◆ WRITTEN INSTRUCTION
Print out every record exactly as it appears.

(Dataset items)

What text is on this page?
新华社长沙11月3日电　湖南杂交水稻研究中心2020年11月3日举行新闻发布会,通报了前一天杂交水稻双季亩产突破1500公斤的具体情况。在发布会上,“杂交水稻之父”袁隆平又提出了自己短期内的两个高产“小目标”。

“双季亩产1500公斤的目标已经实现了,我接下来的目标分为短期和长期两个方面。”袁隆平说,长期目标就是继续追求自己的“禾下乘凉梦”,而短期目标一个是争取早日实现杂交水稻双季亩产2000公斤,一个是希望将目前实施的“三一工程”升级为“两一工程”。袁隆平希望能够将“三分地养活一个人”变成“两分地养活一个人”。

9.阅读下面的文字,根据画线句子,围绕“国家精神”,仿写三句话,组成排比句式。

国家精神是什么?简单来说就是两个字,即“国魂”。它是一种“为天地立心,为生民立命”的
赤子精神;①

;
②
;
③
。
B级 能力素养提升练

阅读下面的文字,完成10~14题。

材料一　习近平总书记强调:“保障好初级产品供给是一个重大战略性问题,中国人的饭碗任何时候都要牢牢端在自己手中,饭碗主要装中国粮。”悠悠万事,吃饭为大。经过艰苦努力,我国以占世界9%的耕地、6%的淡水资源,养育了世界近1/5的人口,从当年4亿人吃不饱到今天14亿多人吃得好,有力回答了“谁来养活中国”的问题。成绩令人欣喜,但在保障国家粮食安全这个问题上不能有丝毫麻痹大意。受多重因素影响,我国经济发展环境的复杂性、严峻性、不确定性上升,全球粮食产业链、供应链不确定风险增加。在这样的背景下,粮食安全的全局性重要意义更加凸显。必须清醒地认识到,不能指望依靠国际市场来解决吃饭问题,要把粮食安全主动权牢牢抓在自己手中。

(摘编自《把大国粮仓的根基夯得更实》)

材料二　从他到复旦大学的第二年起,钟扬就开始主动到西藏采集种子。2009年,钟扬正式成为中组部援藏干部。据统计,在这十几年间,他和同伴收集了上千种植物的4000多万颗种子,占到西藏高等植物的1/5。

◆ ANSWER FOR THIS EXERCISE
What text is on this page?
新华社长沙11月3日电　湖南杂交水稻研究中心2020年11月3日举行新闻发布会,通报了前一天杂交水稻双季亩产突破1500公斤的具体情况。在发布会上,“杂交水稻之父”袁隆平又提出了自己短期内的两个高产“小目标”。

“双季亩产1500公斤的目标已经实现了,我接下来的目标分为短期和长期两个方面。”袁隆平说,长期目标就是继续追求自己的“禾下乘凉梦”,而短期目标一个是争取早日实现杂交水稻双季亩产2000公斤,一个是希望将目前实施的“三一工程”升级为“两一工程”。袁隆平希望能够将“三分地养活一个人”变成“两分地养活一个人”。

9.阅读下面的文字,根据画线句子,围绕“国家精神”,仿写三句话,组成排比句式。

国家精神是什么?简单来说就是两个字,即“国魂”。它是一种“为天地立心,为生民立命”的
赤子精神;①

;
②
;
③
。
B级 能力素养提升练

阅读下面的文字,完成10~14题。

材料一　习近平总书记强调:“保障好初级产品供给是一个重大战略性问题,中国人的饭碗任何时候都要牢牢端在自己手中,饭碗主要装中国粮。”悠悠万事,吃饭为大。经过艰苦努力,我国以占世界9%的耕地、6%的淡水资源,养育了世界近1/5的人口,从当年4亿人吃不饱到今天14亿多人吃得好,有力回答了“谁来养活中国”的问题。成绩令人欣喜,但在保障国家粮食安全这个问题上不能有丝毫麻痹大意。受多重因素影响,我国经济发展环境的复杂性、严峻性、不确定性上升,全球粮食产业链、供应链不确定风险增加。在这样的背景下,粮食安全的全局性重要意义更加凸显。必须清醒地认识到,不能指望依靠国际市场来解决吃饭问题,要把粮食安全主动权牢牢抓在自己手中。

(摘编自《把大国粮仓的根基夯得更实》)

材料二　从他到复旦大学的第二年起,钟扬就开始主动到西藏采集种子。2009年,钟扬正式成为中组部援藏干部。据统计,在这十几年间,他和同伴收集了上千种植物的4000多万颗种子,占到西藏高等植物的1/5。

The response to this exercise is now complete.